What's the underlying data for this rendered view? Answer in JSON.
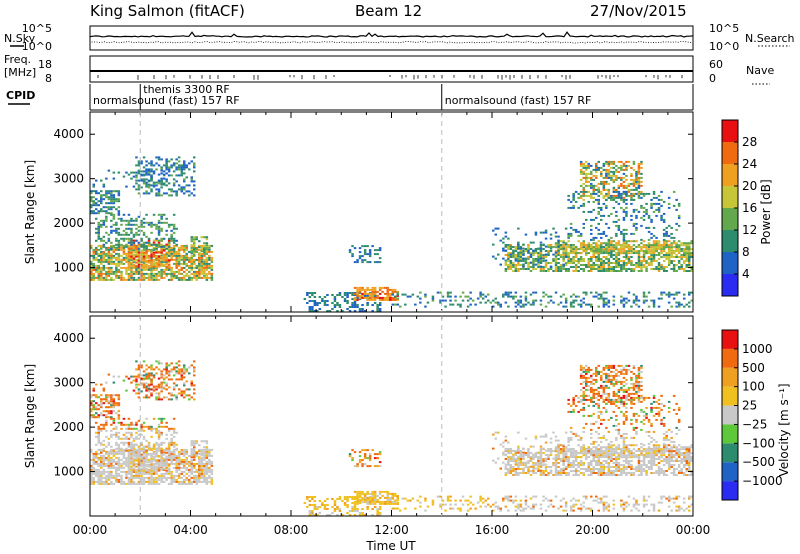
{
  "header": {
    "station": "King Salmon (fitACF)",
    "beam": "Beam 12",
    "date": "27/Nov/2015"
  },
  "chart_data": [
    {
      "type": "line",
      "name": "noise-panel",
      "left_label": "N.Sky",
      "right_label": "N.Search",
      "left_ticks": [
        "10^5",
        "10^0"
      ],
      "right_ticks": [
        "10^5",
        "10^0"
      ],
      "series": [
        {
          "name": "N.Sky",
          "style": "solid"
        },
        {
          "name": "N.Search",
          "style": "dotted"
        }
      ]
    },
    {
      "type": "line",
      "name": "frequency-panel",
      "left_label_1": "Freq.",
      "left_label_2": "[MHz]",
      "right_label": "Nave",
      "left_ticks": [
        "18",
        "8"
      ],
      "right_ticks": [
        "60",
        "0"
      ],
      "left_range": [
        8,
        18
      ],
      "right_range": [
        0,
        60
      ]
    },
    {
      "type": "table",
      "name": "cpid-panel",
      "label": "CPID",
      "segments": [
        {
          "start_h": 0.0,
          "text": "normalsound (fast) 157 RF"
        },
        {
          "start_h": 2.0,
          "text": "themis 3300 RF",
          "raised": true
        },
        {
          "start_h": 14.0,
          "text": "normalsound (fast) 157 RF"
        }
      ]
    },
    {
      "type": "heatmap",
      "name": "power-panel",
      "ylabel": "Slant Range [km]",
      "ylim": [
        0,
        4500
      ],
      "yticks": [
        1000,
        2000,
        3000,
        4000
      ],
      "xlim_hours": [
        0,
        24
      ],
      "colorbar": {
        "label": "Power [dB]",
        "ticks": [
          4,
          8,
          12,
          16,
          20,
          24,
          28
        ],
        "range": [
          0,
          32
        ],
        "colors": [
          "#2a2cf2",
          "#1f64c4",
          "#2e8c6e",
          "#63a84c",
          "#c6c638",
          "#f0a020",
          "#f06a10",
          "#e81010"
        ]
      }
    },
    {
      "type": "heatmap",
      "name": "velocity-panel",
      "ylabel": "Slant Range [km]",
      "xlabel": "Time UT",
      "ylim": [
        0,
        4500
      ],
      "yticks": [
        1000,
        2000,
        3000,
        4000
      ],
      "xlim_hours": [
        0,
        24
      ],
      "xticks": [
        "00:00",
        "04:00",
        "08:00",
        "12:00",
        "16:00",
        "20:00",
        "00:00"
      ],
      "colorbar": {
        "label": "Velocity [m s⁻¹]",
        "ticks": [
          "1000",
          "500",
          "100",
          "25",
          "−25",
          "−100",
          "−500",
          "−1000"
        ],
        "colors": [
          "#2a2cf2",
          "#1f64c4",
          "#2e8c6e",
          "#5cc83a",
          "#c8c8c8",
          "#f0c020",
          "#f0a020",
          "#f06a10",
          "#e81010"
        ]
      }
    }
  ]
}
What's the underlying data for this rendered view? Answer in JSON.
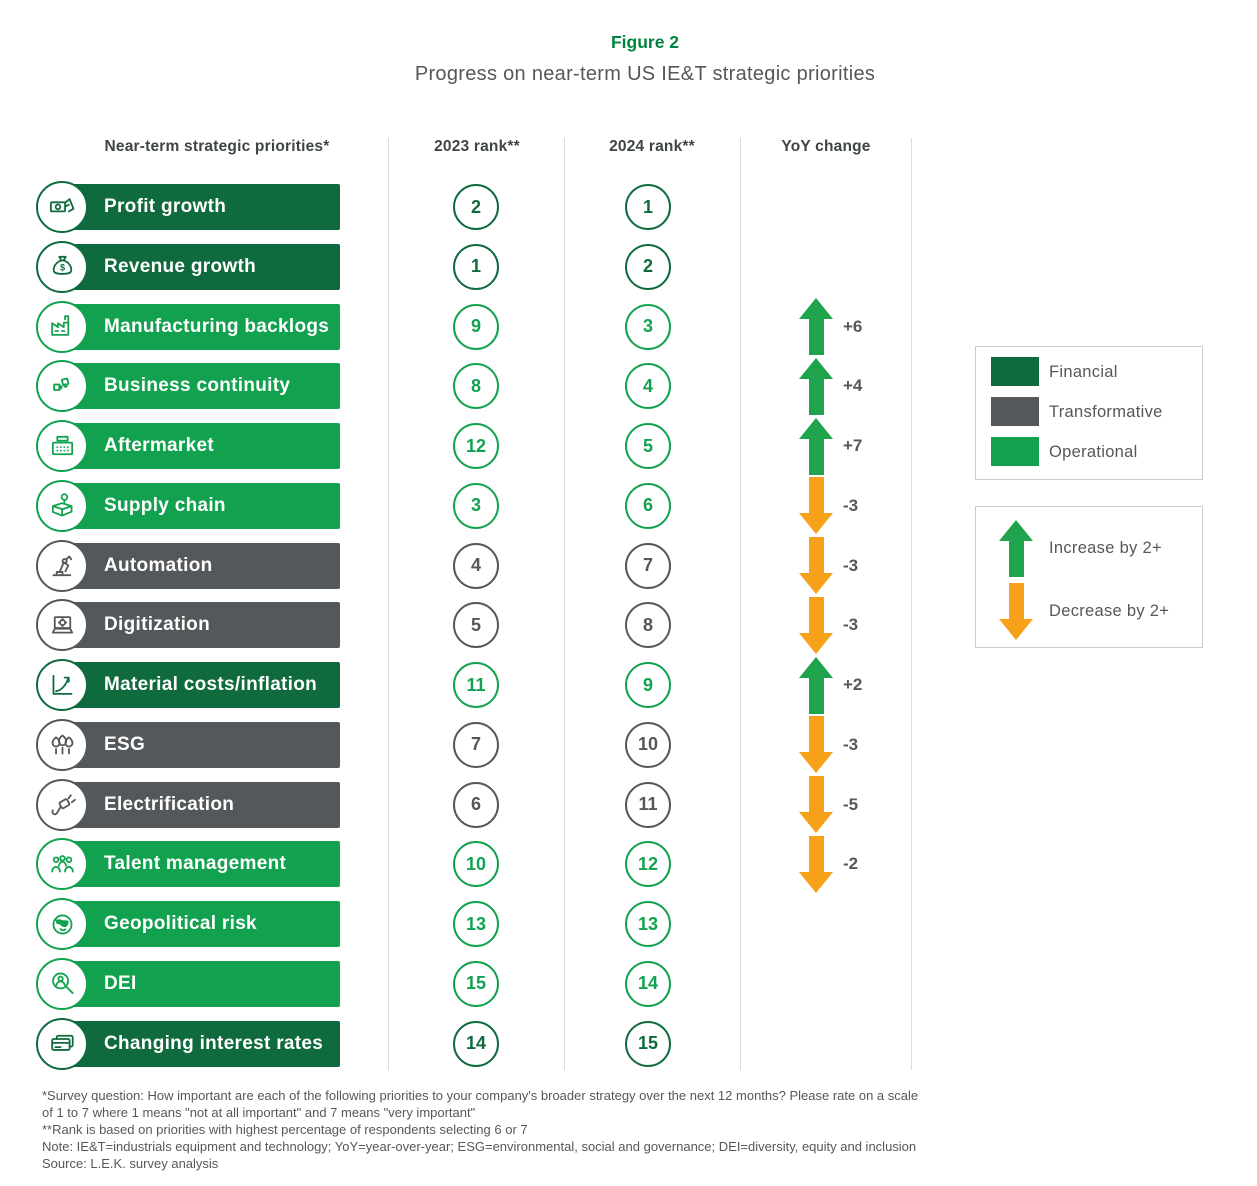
{
  "figure": {
    "label": "Figure 2",
    "title": "Progress on near-term US IE&T strategic priorities"
  },
  "columns": {
    "priorities": "Near-term strategic priorities*",
    "rank2023": "2023 rank**",
    "rank2024": "2024 rank**",
    "yoy": "YoY change"
  },
  "colors": {
    "financial": "#0F6B3D",
    "transformative": "#54585A",
    "operational": "#12A24F",
    "arrow_green": "#1FA34C",
    "arrow_orange": "#F7A11B",
    "title_green": "#00833F",
    "text_gray": "#54585A"
  },
  "rows": [
    {
      "label": "Profit growth",
      "category": "financial",
      "icon": "money-bills-icon",
      "rank2023": "2",
      "rank2024": "1",
      "change": null,
      "dir": null
    },
    {
      "label": "Revenue growth",
      "category": "financial",
      "icon": "money-bag-icon",
      "rank2023": "1",
      "rank2024": "2",
      "change": null,
      "dir": null
    },
    {
      "label": "Manufacturing backlogs",
      "category": "operational",
      "icon": "factory-icon",
      "rank2023": "9",
      "rank2024": "3",
      "change": "+6",
      "dir": "up"
    },
    {
      "label": "Business continuity",
      "category": "operational",
      "icon": "puzzle-icon",
      "rank2023": "8",
      "rank2024": "4",
      "change": "+4",
      "dir": "up"
    },
    {
      "label": "Aftermarket",
      "category": "operational",
      "icon": "cash-register-icon",
      "rank2023": "12",
      "rank2024": "5",
      "change": "+7",
      "dir": "up"
    },
    {
      "label": "Supply chain",
      "category": "operational",
      "icon": "box-pin-icon",
      "rank2023": "3",
      "rank2024": "6",
      "change": "-3",
      "dir": "down"
    },
    {
      "label": "Automation",
      "category": "transformative",
      "icon": "robot-arm-icon",
      "rank2023": "4",
      "rank2024": "7",
      "change": "-3",
      "dir": "down"
    },
    {
      "label": "Digitization",
      "category": "transformative",
      "icon": "laptop-gear-icon",
      "rank2023": "5",
      "rank2024": "8",
      "change": "-3",
      "dir": "down"
    },
    {
      "label": "Material costs/inflation",
      "category": "financial",
      "icon": "chart-curve-icon",
      "rank2023": "11",
      "rank2024": "9",
      "change": "+2",
      "dir": "up",
      "rank_style": "operational"
    },
    {
      "label": "ESG",
      "category": "transformative",
      "icon": "trees-icon",
      "rank2023": "7",
      "rank2024": "10",
      "change": "-3",
      "dir": "down"
    },
    {
      "label": "Electrification",
      "category": "transformative",
      "icon": "plug-icon",
      "rank2023": "6",
      "rank2024": "11",
      "change": "-5",
      "dir": "down"
    },
    {
      "label": "Talent management",
      "category": "operational",
      "icon": "people-icon",
      "rank2023": "10",
      "rank2024": "12",
      "change": "-2",
      "dir": "down"
    },
    {
      "label": "Geopolitical risk",
      "category": "operational",
      "icon": "globe-icon",
      "rank2023": "13",
      "rank2024": "13",
      "change": null,
      "dir": null
    },
    {
      "label": "DEI",
      "category": "operational",
      "icon": "magnifier-person-icon",
      "rank2023": "15",
      "rank2024": "14",
      "change": null,
      "dir": null
    },
    {
      "label": "Changing interest rates",
      "category": "financial",
      "icon": "credit-cards-icon",
      "rank2023": "14",
      "rank2024": "15",
      "change": null,
      "dir": null
    }
  ],
  "legend_categories": [
    {
      "label": "Financial",
      "key": "financial"
    },
    {
      "label": "Transformative",
      "key": "transformative"
    },
    {
      "label": "Operational",
      "key": "operational"
    }
  ],
  "legend_changes": [
    {
      "label": "Increase by 2+",
      "dir": "up"
    },
    {
      "label": "Decrease by 2+",
      "dir": "down"
    }
  ],
  "footnotes": [
    "*Survey question: How important are each of the following priorities to your company's broader strategy over the next 12 months? Please rate on a scale",
    "of 1 to 7 where 1 means \"not at all important\" and 7 means \"very important\"",
    "**Rank is based on priorities with highest percentage of respondents selecting 6 or 7",
    "Note: IE&T=industrials equipment and technology; YoY=year-over-year; ESG=environmental, social and governance; DEI=diversity, equity and inclusion",
    "Source: L.E.K. survey analysis"
  ],
  "chart_data": {
    "type": "table",
    "title": "Progress on near-term US IE&T strategic priorities",
    "columns": [
      "Near-term strategic priorities",
      "Category",
      "2023 rank",
      "2024 rank",
      "YoY change"
    ],
    "rows": [
      [
        "Profit growth",
        "Financial",
        2,
        1,
        null
      ],
      [
        "Revenue growth",
        "Financial",
        1,
        2,
        null
      ],
      [
        "Manufacturing backlogs",
        "Operational",
        9,
        3,
        6
      ],
      [
        "Business continuity",
        "Operational",
        8,
        4,
        4
      ],
      [
        "Aftermarket",
        "Operational",
        12,
        5,
        7
      ],
      [
        "Supply chain",
        "Operational",
        3,
        6,
        -3
      ],
      [
        "Automation",
        "Transformative",
        4,
        7,
        -3
      ],
      [
        "Digitization",
        "Transformative",
        5,
        8,
        -3
      ],
      [
        "Material costs/inflation",
        "Financial",
        11,
        9,
        2
      ],
      [
        "ESG",
        "Transformative",
        7,
        10,
        -3
      ],
      [
        "Electrification",
        "Transformative",
        6,
        11,
        -5
      ],
      [
        "Talent management",
        "Operational",
        10,
        12,
        -2
      ],
      [
        "Geopolitical risk",
        "Operational",
        13,
        13,
        null
      ],
      [
        "DEI",
        "Operational",
        15,
        14,
        null
      ],
      [
        "Changing interest rates",
        "Financial",
        14,
        15,
        null
      ]
    ],
    "legend": [
      "Financial",
      "Transformative",
      "Operational",
      "Increase by 2+",
      "Decrease by 2+"
    ],
    "notes": "Arrows shown only for YoY rank changes of 2 or more"
  }
}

━━━

(TASK BRIEF): Identify the lines of the entries containing the string "backlogs". Copy each such line.

(FINISHED EXERCISE):
      "label": "Manufacturing backlogs",
        "Manufacturing backlogs",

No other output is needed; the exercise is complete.